Repeat each record exactly. Any picture gets left out.

========================

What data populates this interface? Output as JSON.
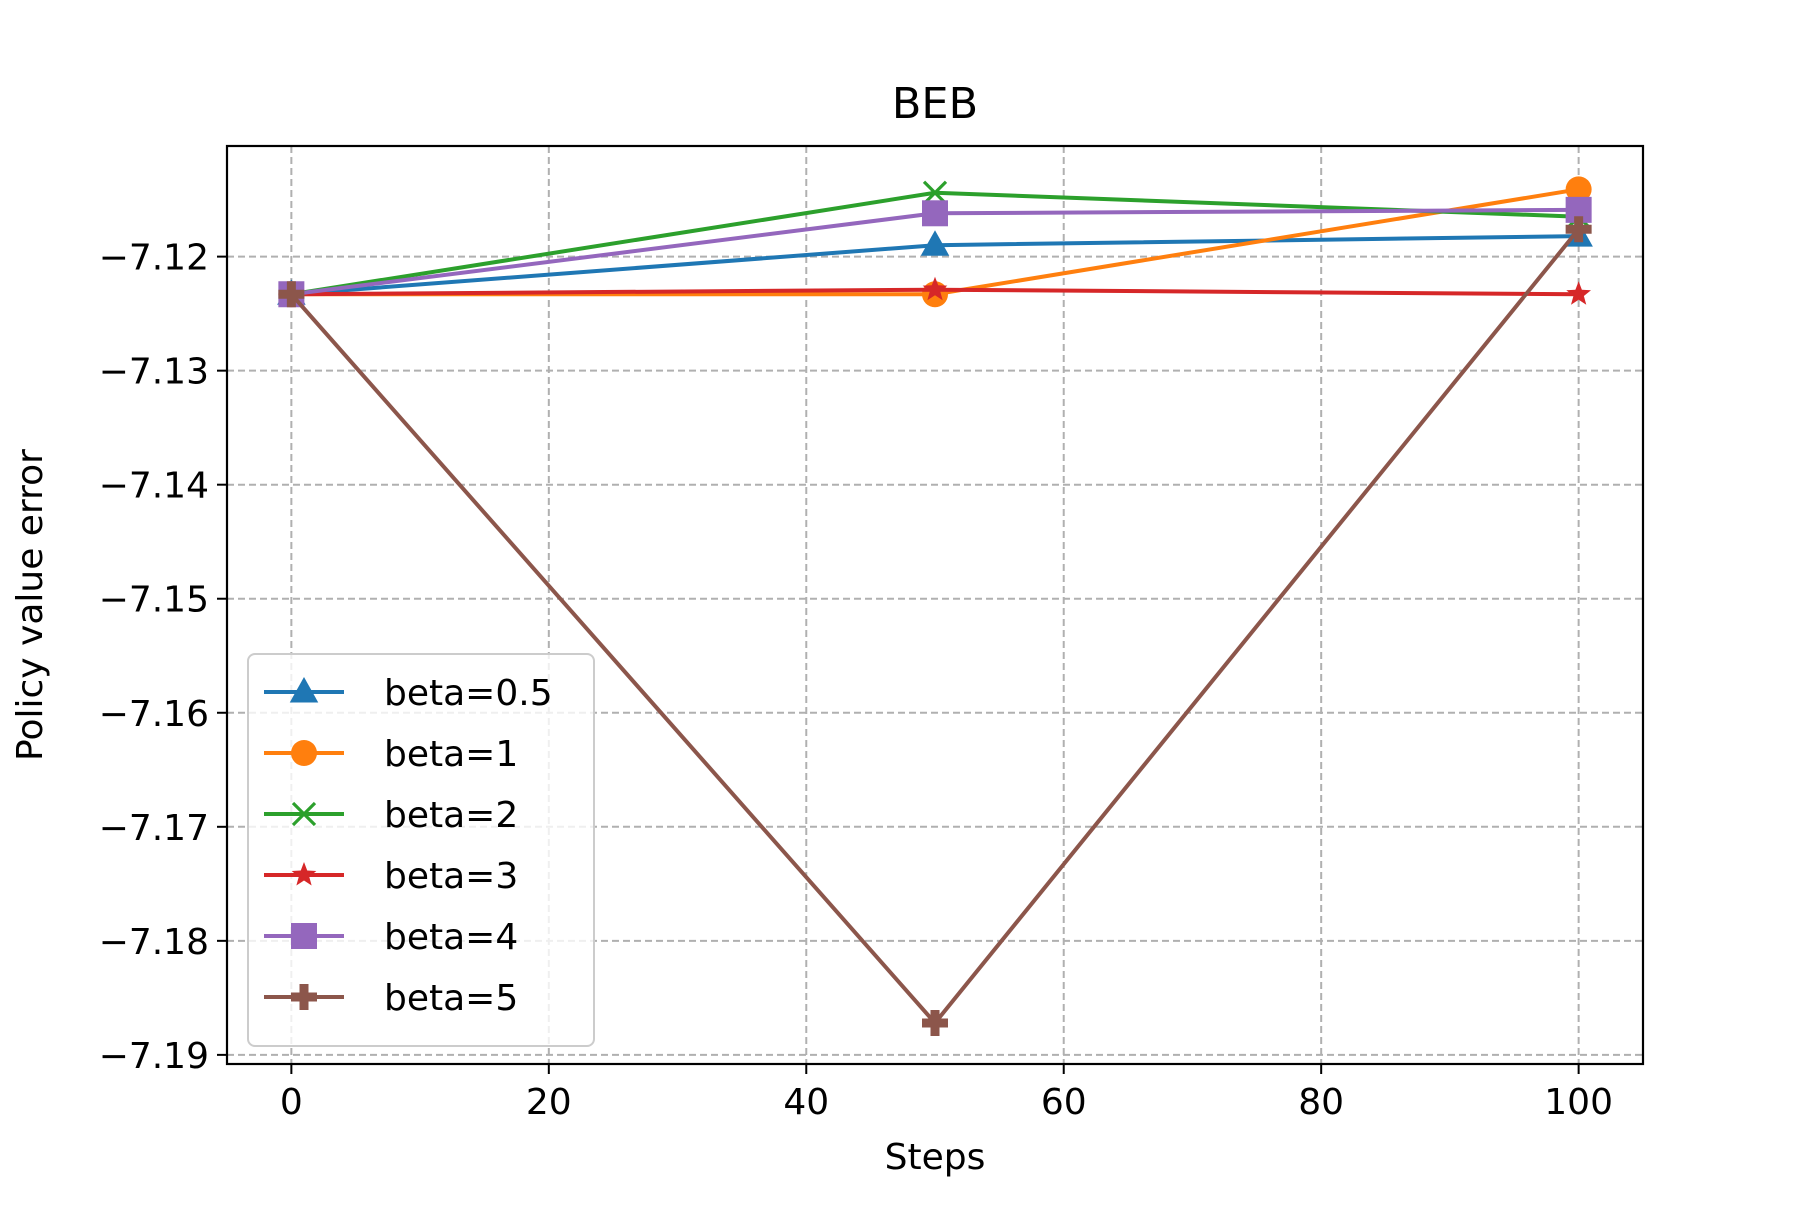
{
  "chart_data": {
    "type": "line",
    "title": "BEB",
    "xlabel": "Steps",
    "ylabel": "Policy value error",
    "xlim": [
      -5,
      105
    ],
    "ylim": [
      -7.1908,
      -7.1103
    ],
    "x": [
      0,
      50,
      100
    ],
    "xticks": [
      0,
      20,
      40,
      60,
      80,
      100
    ],
    "xtick_labels": [
      "0",
      "20",
      "40",
      "60",
      "80",
      "100"
    ],
    "yticks": [
      -7.12,
      -7.13,
      -7.14,
      -7.15,
      -7.16,
      -7.17,
      -7.18,
      -7.19
    ],
    "ytick_labels": [
      "−7.12",
      "−7.13",
      "−7.14",
      "−7.15",
      "−7.16",
      "−7.17",
      "−7.18",
      "−7.19"
    ],
    "grid": true,
    "legend_position": "lower-left",
    "series": [
      {
        "name": "beta=0.5",
        "values": [
          -7.1233,
          -7.119,
          -7.1182
        ],
        "color": "#1f77b4",
        "marker": "triangle"
      },
      {
        "name": "beta=1",
        "values": [
          -7.1233,
          -7.1233,
          -7.1141
        ],
        "color": "#ff7f0e",
        "marker": "circle"
      },
      {
        "name": "beta=2",
        "values": [
          -7.1233,
          -7.1144,
          -7.1165
        ],
        "color": "#2ca02c",
        "marker": "x"
      },
      {
        "name": "beta=3",
        "values": [
          -7.1233,
          -7.1229,
          -7.1233
        ],
        "color": "#d62728",
        "marker": "star"
      },
      {
        "name": "beta=4",
        "values": [
          -7.1233,
          -7.1162,
          -7.1159
        ],
        "color": "#9467bd",
        "marker": "square"
      },
      {
        "name": "beta=5",
        "values": [
          -7.1233,
          -7.1872,
          -7.1176
        ],
        "color": "#8c564b",
        "marker": "plus"
      }
    ]
  }
}
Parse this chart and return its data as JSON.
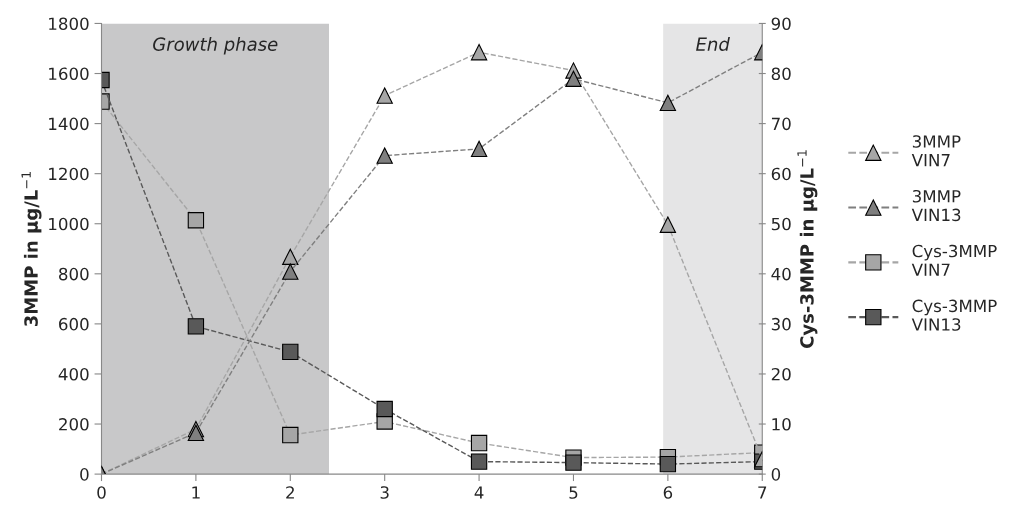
{
  "chart_data": {
    "type": "line",
    "x": [
      0,
      1,
      2,
      3,
      4,
      5,
      6,
      7
    ],
    "xlim": [
      0,
      7
    ],
    "xticks": [
      0,
      1,
      2,
      3,
      4,
      5,
      6,
      7
    ],
    "ylim": [
      0,
      1800
    ],
    "yticks": [
      0,
      200,
      400,
      600,
      800,
      1000,
      1200,
      1400,
      1600,
      1800
    ],
    "y2lim": [
      0,
      90
    ],
    "y2ticks": [
      0,
      10,
      20,
      30,
      40,
      50,
      60,
      70,
      80,
      90
    ],
    "ylabel": "3MMP in µg/L$^{−1}$",
    "y2label": "Cys-3MMP in µg/L$^{−1}$",
    "line_style": "dashed",
    "grid": false,
    "legend": "right",
    "bands": [
      {
        "axis": "x",
        "from": 0,
        "to": 2.41,
        "label": "Growth phase",
        "color": "#c8c8c9"
      },
      {
        "axis": "x",
        "from": 5.95,
        "to": 7,
        "label": "End",
        "color": "#e5e5e6"
      }
    ],
    "series": [
      {
        "name": "3MMP\nVIN7",
        "color": "#a6a6a6",
        "marker": "triangle",
        "values": [
          0,
          180,
          868,
          1512,
          1685,
          1612,
          996,
          60
        ]
      },
      {
        "name": "3MMP\nVIN13",
        "color": "#7f7f7f",
        "marker": "triangle",
        "values": [
          0,
          165,
          809,
          1272,
          1299,
          1579,
          1483,
          1685
        ]
      },
      {
        "name": "Cys-3MMP\nVIN7",
        "color": "#a6a6a6",
        "marker": "square",
        "axis": "y2",
        "values": [
          74.4,
          50.7,
          7.8,
          10.5,
          6.2,
          3.3,
          3.4,
          4.3
        ]
      },
      {
        "name": "Cys-3MMP\nVIN13",
        "color": "#595959",
        "marker": "square",
        "axis": "y2",
        "values": [
          78.7,
          29.5,
          24.4,
          13,
          2.5,
          2.3,
          2,
          2.5
        ]
      }
    ]
  }
}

========================

### Output of the exercise
What data populates this interface? Output as JSON.
{
  "chart_data": {
    "type": "line",
    "title": "BEB",
    "xlabel": "Steps",
    "ylabel": "Policy value error",
    "xlim": [
      -5,
      105
    ],
    "ylim": [
      -7.1908,
      -7.1103
    ],
    "x": [
      0,
      50,
      100
    ],
    "xticks": [
      0,
      20,
      40,
      60,
      80,
      100
    ],
    "xtick_labels": [
      "0",
      "20",
      "40",
      "60",
      "80",
      "100"
    ],
    "yticks": [
      -7.12,
      -7.13,
      -7.14,
      -7.15,
      -7.16,
      -7.17,
      -7.18,
      -7.19
    ],
    "ytick_labels": [
      "−7.12",
      "−7.13",
      "−7.14",
      "−7.15",
      "−7.16",
      "−7.17",
      "−7.18",
      "−7.19"
    ],
    "grid": true,
    "legend_position": "lower-left",
    "series": [
      {
        "name": "beta=0.5",
        "values": [
          -7.1233,
          -7.119,
          -7.1182
        ],
        "color": "#1f77b4",
        "marker": "triangle"
      },
      {
        "name": "beta=1",
        "values": [
          -7.1233,
          -7.1233,
          -7.1141
        ],
        "color": "#ff7f0e",
        "marker": "circle"
      },
      {
        "name": "beta=2",
        "values": [
          -7.1233,
          -7.1144,
          -7.1165
        ],
        "color": "#2ca02c",
        "marker": "x"
      },
      {
        "name": "beta=3",
        "values": [
          -7.1233,
          -7.1229,
          -7.1233
        ],
        "color": "#d62728",
        "marker": "star"
      },
      {
        "name": "beta=4",
        "values": [
          -7.1233,
          -7.1162,
          -7.1159
        ],
        "color": "#9467bd",
        "marker": "square"
      },
      {
        "name": "beta=5",
        "values": [
          -7.1233,
          -7.1872,
          -7.1176
        ],
        "color": "#8c564b",
        "marker": "plus"
      }
    ]
  }
}
Parse this chart and return its data as JSON.
{
  "chart_data": {
    "type": "line",
    "x": [
      0,
      1,
      2,
      3,
      4,
      5,
      6,
      7
    ],
    "xlim": [
      0,
      7
    ],
    "xticks": [
      0,
      1,
      2,
      3,
      4,
      5,
      6,
      7
    ],
    "ylim": [
      0,
      1800
    ],
    "yticks": [
      0,
      200,
      400,
      600,
      800,
      1000,
      1200,
      1400,
      1600,
      1800
    ],
    "y2lim": [
      0,
      90
    ],
    "y2ticks": [
      0,
      10,
      20,
      30,
      40,
      50,
      60,
      70,
      80,
      90
    ],
    "ylabel": "3MMP in µg/L$^{−1}$",
    "y2label": "Cys-3MMP in µg/L$^{−1}$",
    "line_style": "dashed",
    "grid": false,
    "legend": "right",
    "bands": [
      {
        "axis": "x",
        "from": 0,
        "to": 2.41,
        "label": "Growth phase",
        "color": "#c8c8c9"
      },
      {
        "axis": "x",
        "from": 5.95,
        "to": 7,
        "label": "End",
        "color": "#e5e5e6"
      }
    ],
    "series": [
      {
        "name": "3MMP\nVIN7",
        "color": "#a6a6a6",
        "marker": "triangle",
        "values": [
          0,
          180,
          868,
          1512,
          1685,
          1612,
          996,
          60
        ]
      },
      {
        "name": "3MMP\nVIN13",
        "color": "#7f7f7f",
        "marker": "triangle",
        "values": [
          0,
          165,
          809,
          1272,
          1299,
          1579,
          1483,
          1685
        ]
      },
      {
        "name": "Cys-3MMP\nVIN7",
        "color": "#a6a6a6",
        "marker": "square",
        "axis": "y2",
        "values": [
          74.4,
          50.7,
          7.8,
          10.5,
          6.2,
          3.3,
          3.4,
          4.3
        ]
      },
      {
        "name": "Cys-3MMP\nVIN13",
        "color": "#595959",
        "marker": "square",
        "axis": "y2",
        "values": [
          78.7,
          29.5,
          24.4,
          13,
          2.5,
          2.3,
          2,
          2.5
        ]
      }
    ]
  }
}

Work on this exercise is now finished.